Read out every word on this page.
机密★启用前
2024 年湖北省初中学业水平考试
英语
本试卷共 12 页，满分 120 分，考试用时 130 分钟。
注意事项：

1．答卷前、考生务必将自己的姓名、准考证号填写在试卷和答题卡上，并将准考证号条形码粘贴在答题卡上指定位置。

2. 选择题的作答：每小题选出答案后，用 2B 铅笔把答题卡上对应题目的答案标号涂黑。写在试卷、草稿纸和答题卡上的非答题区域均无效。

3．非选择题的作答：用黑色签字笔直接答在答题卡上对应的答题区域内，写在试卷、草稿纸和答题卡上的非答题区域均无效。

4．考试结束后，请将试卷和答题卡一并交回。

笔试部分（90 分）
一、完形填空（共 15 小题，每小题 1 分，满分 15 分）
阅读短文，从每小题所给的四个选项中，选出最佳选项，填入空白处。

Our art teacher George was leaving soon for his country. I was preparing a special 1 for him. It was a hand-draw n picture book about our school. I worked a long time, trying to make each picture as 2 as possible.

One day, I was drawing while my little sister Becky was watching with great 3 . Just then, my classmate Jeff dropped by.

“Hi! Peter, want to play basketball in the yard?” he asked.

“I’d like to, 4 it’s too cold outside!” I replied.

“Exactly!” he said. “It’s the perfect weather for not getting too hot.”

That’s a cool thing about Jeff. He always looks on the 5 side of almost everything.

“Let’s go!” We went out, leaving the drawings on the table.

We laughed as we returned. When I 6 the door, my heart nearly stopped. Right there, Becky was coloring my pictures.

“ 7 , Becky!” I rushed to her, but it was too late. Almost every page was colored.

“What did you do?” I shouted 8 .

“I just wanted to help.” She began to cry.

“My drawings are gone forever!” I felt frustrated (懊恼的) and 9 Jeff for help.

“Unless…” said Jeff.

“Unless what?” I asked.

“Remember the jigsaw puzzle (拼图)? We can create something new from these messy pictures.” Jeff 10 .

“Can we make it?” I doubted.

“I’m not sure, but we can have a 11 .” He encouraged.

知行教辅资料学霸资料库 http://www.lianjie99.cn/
***
_STATED PROBLEM_
Return every line exactly.

_SOLUTION_
Read out every word on this page.
机密★启用前
2024 年湖北省初中学业水平考试
英语
本试卷共 12 页，满分 120 分，考试用时 130 分钟。
注意事项：

1．答卷前、考生务必将自己的姓名、准考证号填写在试卷和答题卡上，并将准考证号条形码粘贴在答题卡上指定位置。

2. 选择题的作答：每小题选出答案后，用 2B 铅笔把答题卡上对应题目的答案标号涂黑。写在试卷、草稿纸和答题卡上的非答题区域均无效。

3．非选择题的作答：用黑色签字笔直接答在答题卡上对应的答题区域内，写在试卷、草稿纸和答题卡上的非答题区域均无效。

4．考试结束后，请将试卷和答题卡一并交回。

笔试部分（90 分）
一、完形填空（共 15 小题，每小题 1 分，满分 15 分）
阅读短文，从每小题所给的四个选项中，选出最佳选项，填入空白处。

Our art teacher George was leaving soon for his country. I was preparing a special 1 for him. It was a hand-draw n picture book about our school. I worked a long time, trying to make each picture as 2 as possible.

One day, I was drawing while my little sister Becky was watching with great 3 . Just then, my classmate Jeff dropped by.

“Hi! Peter, want to play basketball in the yard?” he asked.

“I’d like to, 4 it’s too cold outside!” I replied.

“Exactly!” he said. “It’s the perfect weather for not getting too hot.”

That’s a cool thing about Jeff. He always looks on the 5 side of almost everything.

“Let’s go!” We went out, leaving the drawings on the table.

We laughed as we returned. When I 6 the door, my heart nearly stopped. Right there, Becky was coloring my pictures.

“ 7 , Becky!” I rushed to her, but it was too late. Almost every page was colored.

“What did you do?” I shouted 8 .

“I just wanted to help.” She began to cry.

“My drawings are gone forever!” I felt frustrated (懊恼的) and 9 Jeff for help.

“Unless…” said Jeff.

“Unless what?” I asked.

“Remember the jigsaw puzzle (拼图)? We can create something new from these messy pictures.” Jeff 10 .

“Can we make it?” I doubted.

“I’m not sure, but we can have a 11 .” He encouraged.

知行教辅资料学霸资料库 http://www.lianjie99.cn/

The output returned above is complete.